** Start **
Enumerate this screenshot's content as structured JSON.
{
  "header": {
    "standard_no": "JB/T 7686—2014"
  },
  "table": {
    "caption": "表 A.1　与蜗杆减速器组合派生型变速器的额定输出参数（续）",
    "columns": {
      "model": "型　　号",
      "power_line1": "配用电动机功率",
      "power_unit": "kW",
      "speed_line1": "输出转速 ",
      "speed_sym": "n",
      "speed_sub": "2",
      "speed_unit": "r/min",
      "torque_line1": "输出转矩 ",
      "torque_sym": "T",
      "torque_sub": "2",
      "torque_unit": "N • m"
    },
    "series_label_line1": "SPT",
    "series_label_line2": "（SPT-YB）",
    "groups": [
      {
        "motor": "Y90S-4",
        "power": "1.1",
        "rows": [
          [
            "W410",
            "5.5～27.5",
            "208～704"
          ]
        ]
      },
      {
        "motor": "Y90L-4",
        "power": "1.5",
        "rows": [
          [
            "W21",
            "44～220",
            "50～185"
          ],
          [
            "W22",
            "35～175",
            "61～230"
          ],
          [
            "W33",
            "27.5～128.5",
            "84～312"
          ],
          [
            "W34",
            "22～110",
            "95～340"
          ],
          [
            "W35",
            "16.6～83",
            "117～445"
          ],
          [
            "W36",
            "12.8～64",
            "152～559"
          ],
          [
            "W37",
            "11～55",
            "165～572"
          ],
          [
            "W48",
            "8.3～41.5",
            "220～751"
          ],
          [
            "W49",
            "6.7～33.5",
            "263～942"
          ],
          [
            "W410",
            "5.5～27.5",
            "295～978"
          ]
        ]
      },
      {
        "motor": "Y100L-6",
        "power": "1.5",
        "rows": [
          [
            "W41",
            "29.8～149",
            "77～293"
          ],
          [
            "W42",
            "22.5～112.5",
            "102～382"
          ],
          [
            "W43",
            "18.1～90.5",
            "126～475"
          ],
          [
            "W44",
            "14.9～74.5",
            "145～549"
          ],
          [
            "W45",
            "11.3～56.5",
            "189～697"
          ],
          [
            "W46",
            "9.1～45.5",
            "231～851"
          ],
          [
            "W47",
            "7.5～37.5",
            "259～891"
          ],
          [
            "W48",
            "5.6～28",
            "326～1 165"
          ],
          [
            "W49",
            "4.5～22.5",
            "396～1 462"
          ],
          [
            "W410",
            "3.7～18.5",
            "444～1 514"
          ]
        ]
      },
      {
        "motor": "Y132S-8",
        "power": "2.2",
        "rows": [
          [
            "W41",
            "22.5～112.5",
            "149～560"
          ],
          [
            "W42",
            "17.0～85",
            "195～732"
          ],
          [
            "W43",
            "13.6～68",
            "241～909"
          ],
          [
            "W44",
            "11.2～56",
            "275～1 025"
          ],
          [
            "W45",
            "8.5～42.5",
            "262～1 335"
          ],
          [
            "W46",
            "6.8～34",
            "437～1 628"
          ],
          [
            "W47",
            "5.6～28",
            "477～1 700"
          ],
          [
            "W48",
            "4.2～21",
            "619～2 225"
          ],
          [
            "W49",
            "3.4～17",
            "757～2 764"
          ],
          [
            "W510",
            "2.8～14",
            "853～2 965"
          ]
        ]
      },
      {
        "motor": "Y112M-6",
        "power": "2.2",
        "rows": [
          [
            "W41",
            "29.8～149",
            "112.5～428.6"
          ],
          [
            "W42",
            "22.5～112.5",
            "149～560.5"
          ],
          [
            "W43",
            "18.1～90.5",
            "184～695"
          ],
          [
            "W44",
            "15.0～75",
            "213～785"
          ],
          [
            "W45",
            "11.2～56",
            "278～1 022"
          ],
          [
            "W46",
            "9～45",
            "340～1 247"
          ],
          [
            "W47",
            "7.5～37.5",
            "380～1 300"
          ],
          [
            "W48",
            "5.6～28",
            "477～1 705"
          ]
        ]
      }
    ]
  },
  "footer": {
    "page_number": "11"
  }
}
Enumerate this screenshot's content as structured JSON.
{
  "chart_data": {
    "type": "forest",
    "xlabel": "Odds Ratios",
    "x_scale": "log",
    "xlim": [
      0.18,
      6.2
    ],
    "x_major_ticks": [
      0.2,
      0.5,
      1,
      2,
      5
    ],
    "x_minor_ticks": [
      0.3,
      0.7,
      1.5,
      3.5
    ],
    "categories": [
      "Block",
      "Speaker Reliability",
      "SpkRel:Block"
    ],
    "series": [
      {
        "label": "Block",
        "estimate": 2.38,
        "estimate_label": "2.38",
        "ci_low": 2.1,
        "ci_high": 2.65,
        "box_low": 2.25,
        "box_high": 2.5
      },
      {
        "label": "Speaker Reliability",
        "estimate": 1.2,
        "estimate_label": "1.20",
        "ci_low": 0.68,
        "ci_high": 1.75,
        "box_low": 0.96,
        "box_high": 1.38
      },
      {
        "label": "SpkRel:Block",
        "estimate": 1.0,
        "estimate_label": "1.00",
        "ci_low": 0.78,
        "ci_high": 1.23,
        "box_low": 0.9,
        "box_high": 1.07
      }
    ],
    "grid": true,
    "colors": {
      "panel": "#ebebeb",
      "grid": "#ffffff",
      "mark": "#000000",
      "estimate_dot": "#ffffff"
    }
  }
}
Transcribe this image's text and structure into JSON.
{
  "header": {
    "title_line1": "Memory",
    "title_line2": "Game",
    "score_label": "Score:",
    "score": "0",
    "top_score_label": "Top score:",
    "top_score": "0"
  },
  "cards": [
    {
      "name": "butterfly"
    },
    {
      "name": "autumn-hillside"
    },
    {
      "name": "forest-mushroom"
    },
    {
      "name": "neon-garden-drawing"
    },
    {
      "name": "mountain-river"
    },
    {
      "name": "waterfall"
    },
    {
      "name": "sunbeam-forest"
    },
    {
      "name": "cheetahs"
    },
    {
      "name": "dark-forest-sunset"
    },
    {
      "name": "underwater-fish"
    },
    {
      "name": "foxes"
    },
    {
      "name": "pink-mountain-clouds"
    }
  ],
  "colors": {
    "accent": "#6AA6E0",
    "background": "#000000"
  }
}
** End **
• **OBJECTIVE**
Every line above should be retyped exactly as given.

• **ANSWER IN FULL**
Enumerate this screenshot's content as structured JSON.
{
  "header": {
    "standard_no": "JB/T 7686—2014"
  },
  "table": {
    "caption": "表 A.1　与蜗杆减速器组合派生型变速器的额定输出参数（续）",
    "columns": {
      "model": "型　　号",
      "power_line1": "配用电动机功率",
      "power_unit": "kW",
      "speed_line1": "输出转速 ",
      "speed_sym": "n",
      "speed_sub": "2",
      "speed_unit": "r/min",
      "torque_line1": "输出转矩 ",
      "torque_sym": "T",
      "torque_sub": "2",
      "torque_unit": "N • m"
    },
    "series_label_line1": "SPT",
    "series_label_line2": "（SPT-YB）",
    "groups": [
      {
        "motor": "Y90S-4",
        "power": "1.1",
        "rows": [
          [
            "W410",
            "5.5～27.5",
            "208～704"
          ]
        ]
      },
      {
        "motor": "Y90L-4",
        "power": "1.5",
        "rows": [
          [
            "W21",
            "44～220",
            "50～185"
          ],
          [
            "W22",
            "35～175",
            "61～230"
          ],
          [
            "W33",
            "27.5～128.5",
            "84～312"
          ],
          [
            "W34",
            "22～110",
            "95～340"
          ],
          [
            "W35",
            "16.6～83",
            "117～445"
          ],
          [
            "W36",
            "12.8～64",
            "152～559"
          ],
          [
            "W37",
            "11～55",
            "165～572"
          ],
          [
            "W48",
            "8.3～41.5",
            "220～751"
          ],
          [
            "W49",
            "6.7～33.5",
            "263～942"
          ],
          [
            "W410",
            "5.5～27.5",
            "295～978"
          ]
        ]
      },
      {
        "motor": "Y100L-6",
        "power": "1.5",
        "rows": [
          [
            "W41",
            "29.8～149",
            "77～293"
          ],
          [
            "W42",
            "22.5～112.5",
            "102～382"
          ],
          [
            "W43",
            "18.1～90.5",
            "126～475"
          ],
          [
            "W44",
            "14.9～74.5",
            "145～549"
          ],
          [
            "W45",
            "11.3～56.5",
            "189～697"
          ],
          [
            "W46",
            "9.1～45.5",
            "231～851"
          ],
          [
            "W47",
            "7.5～37.5",
            "259～891"
          ],
          [
            "W48",
            "5.6～28",
            "326～1 165"
          ],
          [
            "W49",
            "4.5～22.5",
            "396～1 462"
          ],
          [
            "W410",
            "3.7～18.5",
            "444～1 514"
          ]
        ]
      },
      {
        "motor": "Y132S-8",
        "power": "2.2",
        "rows": [
          [
            "W41",
            "22.5～112.5",
            "149～560"
          ],
          [
            "W42",
            "17.0～85",
            "195～732"
          ],
          [
            "W43",
            "13.6～68",
            "241～909"
          ],
          [
            "W44",
            "11.2～56",
            "275～1 025"
          ],
          [
            "W45",
            "8.5～42.5",
            "262～1 335"
          ],
          [
            "W46",
            "6.8～34",
            "437～1 628"
          ],
          [
            "W47",
            "5.6～28",
            "477～1 700"
          ],
          [
            "W48",
            "4.2～21",
            "619～2 225"
          ],
          [
            "W49",
            "3.4～17",
            "757～2 764"
          ],
          [
            "W510",
            "2.8～14",
            "853～2 965"
          ]
        ]
      },
      {
        "motor": "Y112M-6",
        "power": "2.2",
        "rows": [
          [
            "W41",
            "29.8～149",
            "112.5～428.6"
          ],
          [
            "W42",
            "22.5～112.5",
            "149～560.5"
          ],
          [
            "W43",
            "18.1～90.5",
            "184～695"
          ],
          [
            "W44",
            "15.0～75",
            "213～785"
          ],
          [
            "W45",
            "11.2～56",
            "278～1 022"
          ],
          [
            "W46",
            "9～45",
            "340～1 247"
          ],
          [
            "W47",
            "7.5～37.5",
            "380～1 300"
          ],
          [
            "W48",
            "5.6～28",
            "477～1 705"
          ]
        ]
      }
    ]
  },
  "footer": {
    "page_number": "11"
  }
}
Enumerate this screenshot's content as structured JSON.
{
  "chart_data": {
    "type": "forest",
    "xlabel": "Odds Ratios",
    "x_scale": "log",
    "xlim": [
      0.18,
      6.2
    ],
    "x_major_ticks": [
      0.2,
      0.5,
      1,
      2,
      5
    ],
    "x_minor_ticks": [
      0.3,
      0.7,
      1.5,
      3.5
    ],
    "categories": [
      "Block",
      "Speaker Reliability",
      "SpkRel:Block"
    ],
    "series": [
      {
        "label": "Block",
        "estimate": 2.38,
        "estimate_label": "2.38",
        "ci_low": 2.1,
        "ci_high": 2.65,
        "box_low": 2.25,
        "box_high": 2.5
      },
      {
        "label": "Speaker Reliability",
        "estimate": 1.2,
        "estimate_label": "1.20",
        "ci_low": 0.68,
        "ci_high": 1.75,
        "box_low": 0.96,
        "box_high": 1.38
      },
      {
        "label": "SpkRel:Block",
        "estimate": 1.0,
        "estimate_label": "1.00",
        "ci_low": 0.78,
        "ci_high": 1.23,
        "box_low": 0.9,
        "box_high": 1.07
      }
    ],
    "grid": true,
    "colors": {
      "panel": "#ebebeb",
      "grid": "#ffffff",
      "mark": "#000000",
      "estimate_dot": "#ffffff"
    }
  }
}
Transcribe this image's text and structure into JSON.
{
  "header": {
    "title_line1": "Memory",
    "title_line2": "Game",
    "score_label": "Score:",
    "score": "0",
    "top_score_label": "Top score:",
    "top_score": "0"
  },
  "cards": [
    {
      "name": "butterfly"
    },
    {
      "name": "autumn-hillside"
    },
    {
      "name": "forest-mushroom"
    },
    {
      "name": "neon-garden-drawing"
    },
    {
      "name": "mountain-river"
    },
    {
      "name": "waterfall"
    },
    {
      "name": "sunbeam-forest"
    },
    {
      "name": "cheetahs"
    },
    {
      "name": "dark-forest-sunset"
    },
    {
      "name": "underwater-fish"
    },
    {
      "name": "foxes"
    },
    {
      "name": "pink-mountain-clouds"
    }
  ],
  "colors": {
    "accent": "#6AA6E0",
    "background": "#000000"
  }
}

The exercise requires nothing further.